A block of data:
** Begin **

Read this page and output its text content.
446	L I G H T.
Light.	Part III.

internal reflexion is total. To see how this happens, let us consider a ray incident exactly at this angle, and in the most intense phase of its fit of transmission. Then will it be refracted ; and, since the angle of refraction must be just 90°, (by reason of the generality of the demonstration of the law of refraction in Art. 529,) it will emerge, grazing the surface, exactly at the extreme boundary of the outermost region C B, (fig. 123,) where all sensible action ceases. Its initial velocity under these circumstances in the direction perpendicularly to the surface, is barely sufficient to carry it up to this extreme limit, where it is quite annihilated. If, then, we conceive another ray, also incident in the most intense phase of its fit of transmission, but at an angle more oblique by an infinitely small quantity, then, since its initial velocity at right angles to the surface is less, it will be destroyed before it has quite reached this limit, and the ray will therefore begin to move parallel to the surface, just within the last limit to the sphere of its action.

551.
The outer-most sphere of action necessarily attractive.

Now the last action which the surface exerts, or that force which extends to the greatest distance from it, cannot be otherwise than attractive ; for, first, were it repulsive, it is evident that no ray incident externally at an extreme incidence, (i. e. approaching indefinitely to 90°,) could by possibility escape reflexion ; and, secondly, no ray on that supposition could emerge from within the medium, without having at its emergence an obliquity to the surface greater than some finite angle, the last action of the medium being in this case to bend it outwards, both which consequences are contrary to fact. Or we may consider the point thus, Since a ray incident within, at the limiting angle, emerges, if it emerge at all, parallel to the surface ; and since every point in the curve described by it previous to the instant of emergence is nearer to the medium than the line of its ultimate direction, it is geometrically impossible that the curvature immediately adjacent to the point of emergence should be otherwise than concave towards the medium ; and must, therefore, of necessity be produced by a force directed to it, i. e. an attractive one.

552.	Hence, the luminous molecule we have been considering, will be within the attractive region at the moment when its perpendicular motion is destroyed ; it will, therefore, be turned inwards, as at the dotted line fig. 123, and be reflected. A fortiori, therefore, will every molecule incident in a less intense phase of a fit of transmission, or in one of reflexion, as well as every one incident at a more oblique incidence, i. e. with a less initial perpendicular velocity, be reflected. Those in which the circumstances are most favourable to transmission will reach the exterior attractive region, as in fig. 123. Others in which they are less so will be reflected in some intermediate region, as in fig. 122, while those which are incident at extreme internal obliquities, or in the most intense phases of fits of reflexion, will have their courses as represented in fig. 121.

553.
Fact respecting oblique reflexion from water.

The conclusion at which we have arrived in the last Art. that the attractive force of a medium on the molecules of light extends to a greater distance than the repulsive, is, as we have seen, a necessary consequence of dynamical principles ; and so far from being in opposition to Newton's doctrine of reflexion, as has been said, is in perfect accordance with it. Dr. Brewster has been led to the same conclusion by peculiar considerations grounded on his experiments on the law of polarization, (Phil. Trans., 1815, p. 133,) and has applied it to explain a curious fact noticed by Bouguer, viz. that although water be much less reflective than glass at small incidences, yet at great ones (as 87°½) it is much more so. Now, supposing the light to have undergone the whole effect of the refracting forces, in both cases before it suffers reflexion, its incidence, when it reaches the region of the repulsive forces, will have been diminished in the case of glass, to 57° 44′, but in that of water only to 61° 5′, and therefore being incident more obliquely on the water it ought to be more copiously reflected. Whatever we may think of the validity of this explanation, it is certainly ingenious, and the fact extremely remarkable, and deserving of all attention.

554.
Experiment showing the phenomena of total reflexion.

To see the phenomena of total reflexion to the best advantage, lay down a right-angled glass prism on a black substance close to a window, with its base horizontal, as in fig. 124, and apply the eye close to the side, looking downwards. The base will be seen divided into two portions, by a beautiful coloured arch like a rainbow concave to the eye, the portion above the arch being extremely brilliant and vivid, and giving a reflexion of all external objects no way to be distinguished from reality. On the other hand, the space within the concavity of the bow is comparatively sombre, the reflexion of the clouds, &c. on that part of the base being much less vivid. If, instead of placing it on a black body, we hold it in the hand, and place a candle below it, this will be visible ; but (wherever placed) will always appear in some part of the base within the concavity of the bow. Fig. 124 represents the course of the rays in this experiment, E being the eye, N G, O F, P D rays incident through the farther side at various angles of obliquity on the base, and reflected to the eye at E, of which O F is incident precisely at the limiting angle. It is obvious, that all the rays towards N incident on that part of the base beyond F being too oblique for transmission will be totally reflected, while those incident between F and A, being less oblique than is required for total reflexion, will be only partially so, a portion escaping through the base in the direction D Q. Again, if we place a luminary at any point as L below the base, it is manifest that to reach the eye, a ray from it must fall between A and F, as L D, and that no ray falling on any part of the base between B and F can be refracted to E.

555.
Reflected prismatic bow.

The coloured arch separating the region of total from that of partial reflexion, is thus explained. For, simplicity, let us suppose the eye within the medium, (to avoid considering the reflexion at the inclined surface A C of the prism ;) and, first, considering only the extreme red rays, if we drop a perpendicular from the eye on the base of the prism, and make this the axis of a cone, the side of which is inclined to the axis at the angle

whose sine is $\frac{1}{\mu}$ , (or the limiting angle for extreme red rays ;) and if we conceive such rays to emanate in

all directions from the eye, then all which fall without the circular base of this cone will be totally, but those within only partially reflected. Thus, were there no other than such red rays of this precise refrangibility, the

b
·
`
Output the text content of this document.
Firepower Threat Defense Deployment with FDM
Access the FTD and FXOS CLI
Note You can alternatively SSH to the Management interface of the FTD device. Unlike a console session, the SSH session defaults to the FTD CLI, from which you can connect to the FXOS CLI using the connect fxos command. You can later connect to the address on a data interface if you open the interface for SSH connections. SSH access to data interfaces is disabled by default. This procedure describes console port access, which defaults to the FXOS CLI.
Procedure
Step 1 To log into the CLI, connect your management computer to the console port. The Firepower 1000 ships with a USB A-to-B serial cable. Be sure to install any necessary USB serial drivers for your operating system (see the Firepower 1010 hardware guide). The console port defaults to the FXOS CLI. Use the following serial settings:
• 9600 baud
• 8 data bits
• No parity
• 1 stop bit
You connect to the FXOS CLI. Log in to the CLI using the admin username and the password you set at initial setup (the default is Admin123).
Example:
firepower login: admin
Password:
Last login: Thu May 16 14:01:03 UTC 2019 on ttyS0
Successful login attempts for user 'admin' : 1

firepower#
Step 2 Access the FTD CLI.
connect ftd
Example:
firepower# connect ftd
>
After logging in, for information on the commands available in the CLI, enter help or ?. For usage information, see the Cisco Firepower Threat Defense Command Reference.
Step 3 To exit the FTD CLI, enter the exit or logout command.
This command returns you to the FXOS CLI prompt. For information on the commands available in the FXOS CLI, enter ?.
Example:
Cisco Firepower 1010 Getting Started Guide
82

** End **

WRITTEN INSTRUCTION »
Reproduce the whole listing word for word.

TASK OUTPUT »
Read this page and output its text content.
446	L I G H T.
Light.	Part III.

internal reflexion is total. To see how this happens, let us consider a ray incident exactly at this angle, and in the most intense phase of its fit of transmission. Then will it be refracted ; and, since the angle of refraction must be just 90°, (by reason of the generality of the demonstration of the law of refraction in Art. 529,) it will emerge, grazing the surface, exactly at the extreme boundary of the outermost region C B, (fig. 123,) where all sensible action ceases. Its initial velocity under these circumstances in the direction perpendicularly to the surface, is barely sufficient to carry it up to this extreme limit, where it is quite annihilated. If, then, we conceive another ray, also incident in the most intense phase of its fit of transmission, but at an angle more oblique by an infinitely small quantity, then, since its initial velocity at right angles to the surface is less, it will be destroyed before it has quite reached this limit, and the ray will therefore begin to move parallel to the surface, just within the last limit to the sphere of its action.

551.
The outer-most sphere of action necessarily attractive.

Now the last action which the surface exerts, or that force which extends to the greatest distance from it, cannot be otherwise than attractive ; for, first, were it repulsive, it is evident that no ray incident externally at an extreme incidence, (i. e. approaching indefinitely to 90°,) could by possibility escape reflexion ; and, secondly, no ray on that supposition could emerge from within the medium, without having at its emergence an obliquity to the surface greater than some finite angle, the last action of the medium being in this case to bend it outwards, both which consequences are contrary to fact. Or we may consider the point thus, Since a ray incident within, at the limiting angle, emerges, if it emerge at all, parallel to the surface ; and since every point in the curve described by it previous to the instant of emergence is nearer to the medium than the line of its ultimate direction, it is geometrically impossible that the curvature immediately adjacent to the point of emergence should be otherwise than concave towards the medium ; and must, therefore, of necessity be produced by a force directed to it, i. e. an attractive one.

552.	Hence, the luminous molecule we have been considering, will be within the attractive region at the moment when its perpendicular motion is destroyed ; it will, therefore, be turned inwards, as at the dotted line fig. 123, and be reflected. A fortiori, therefore, will every molecule incident in a less intense phase of a fit of transmission, or in one of reflexion, as well as every one incident at a more oblique incidence, i. e. with a less initial perpendicular velocity, be reflected. Those in which the circumstances are most favourable to transmission will reach the exterior attractive region, as in fig. 123. Others in which they are less so will be reflected in some intermediate region, as in fig. 122, while those which are incident at extreme internal obliquities, or in the most intense phases of fits of reflexion, will have their courses as represented in fig. 121.

553.
Fact respecting oblique reflexion from water.

The conclusion at which we have arrived in the last Art. that the attractive force of a medium on the molecules of light extends to a greater distance than the repulsive, is, as we have seen, a necessary consequence of dynamical principles ; and so far from being in opposition to Newton's doctrine of reflexion, as has been said, is in perfect accordance with it. Dr. Brewster has been led to the same conclusion by peculiar considerations grounded on his experiments on the law of polarization, (Phil. Trans., 1815, p. 133,) and has applied it to explain a curious fact noticed by Bouguer, viz. that although water be much less reflective than glass at small incidences, yet at great ones (as 87°½) it is much more so. Now, supposing the light to have undergone the whole effect of the refracting forces, in both cases before it suffers reflexion, its incidence, when it reaches the region of the repulsive forces, will have been diminished in the case of glass, to 57° 44′, but in that of water only to 61° 5′, and therefore being incident more obliquely on the water it ought to be more copiously reflected. Whatever we may think of the validity of this explanation, it is certainly ingenious, and the fact extremely remarkable, and deserving of all attention.

554.
Experiment showing the phenomena of total reflexion.

To see the phenomena of total reflexion to the best advantage, lay down a right-angled glass prism on a black substance close to a window, with its base horizontal, as in fig. 124, and apply the eye close to the side, looking downwards. The base will be seen divided into two portions, by a beautiful coloured arch like a rainbow concave to the eye, the portion above the arch being extremely brilliant and vivid, and giving a reflexion of all external objects no way to be distinguished from reality. On the other hand, the space within the concavity of the bow is comparatively sombre, the reflexion of the clouds, &c. on that part of the base being much less vivid. If, instead of placing it on a black body, we hold it in the hand, and place a candle below it, this will be visible ; but (wherever placed) will always appear in some part of the base within the concavity of the bow. Fig. 124 represents the course of the rays in this experiment, E being the eye, N G, O F, P D rays incident through the farther side at various angles of obliquity on the base, and reflected to the eye at E, of which O F is incident precisely at the limiting angle. It is obvious, that all the rays towards N incident on that part of the base beyond F being too oblique for transmission will be totally reflected, while those incident between F and A, being less oblique than is required for total reflexion, will be only partially so, a portion escaping through the base in the direction D Q. Again, if we place a luminary at any point as L below the base, it is manifest that to reach the eye, a ray from it must fall between A and F, as L D, and that no ray falling on any part of the base between B and F can be refracted to E.

555.
Reflected prismatic bow.

The coloured arch separating the region of total from that of partial reflexion, is thus explained. For, simplicity, let us suppose the eye within the medium, (to avoid considering the reflexion at the inclined surface A C of the prism ;) and, first, considering only the extreme red rays, if we drop a perpendicular from the eye on the base of the prism, and make this the axis of a cone, the side of which is inclined to the axis at the angle

whose sine is $\frac{1}{\mu}$ , (or the limiting angle for extreme red rays ;) and if we conceive such rays to emanate in

all directions from the eye, then all which fall without the circular base of this cone will be totally, but those within only partially reflected. Thus, were there no other than such red rays of this precise refrangibility, the

b
·
`
Output the text content of this document.
Firepower Threat Defense Deployment with FDM
Access the FTD and FXOS CLI
Note You can alternatively SSH to the Management interface of the FTD device. Unlike a console session, the SSH session defaults to the FTD CLI, from which you can connect to the FXOS CLI using the connect fxos command. You can later connect to the address on a data interface if you open the interface for SSH connections. SSH access to data interfaces is disabled by default. This procedure describes console port access, which defaults to the FXOS CLI.
Procedure
Step 1 To log into the CLI, connect your management computer to the console port. The Firepower 1000 ships with a USB A-to-B serial cable. Be sure to install any necessary USB serial drivers for your operating system (see the Firepower 1010 hardware guide). The console port defaults to the FXOS CLI. Use the following serial settings:
• 9600 baud
• 8 data bits
• No parity
• 1 stop bit
You connect to the FXOS CLI. Log in to the CLI using the admin username and the password you set at initial setup (the default is Admin123).
Example:
firepower login: admin
Password:
Last login: Thu May 16 14:01:03 UTC 2019 on ttyS0
Successful login attempts for user 'admin' : 1

firepower#
Step 2 Access the FTD CLI.
connect ftd
Example:
firepower# connect ftd
>
After logging in, for information on the commands available in the CLI, enter help or ?. For usage information, see the Cisco Firepower Threat Defense Command Reference.
Step 3 To exit the FTD CLI, enter the exit or logout command.
This command returns you to the FXOS CLI prompt. For information on the commands available in the FXOS CLI, enter ?.
Example:
Cisco Firepower 1010 Getting Started Guide
82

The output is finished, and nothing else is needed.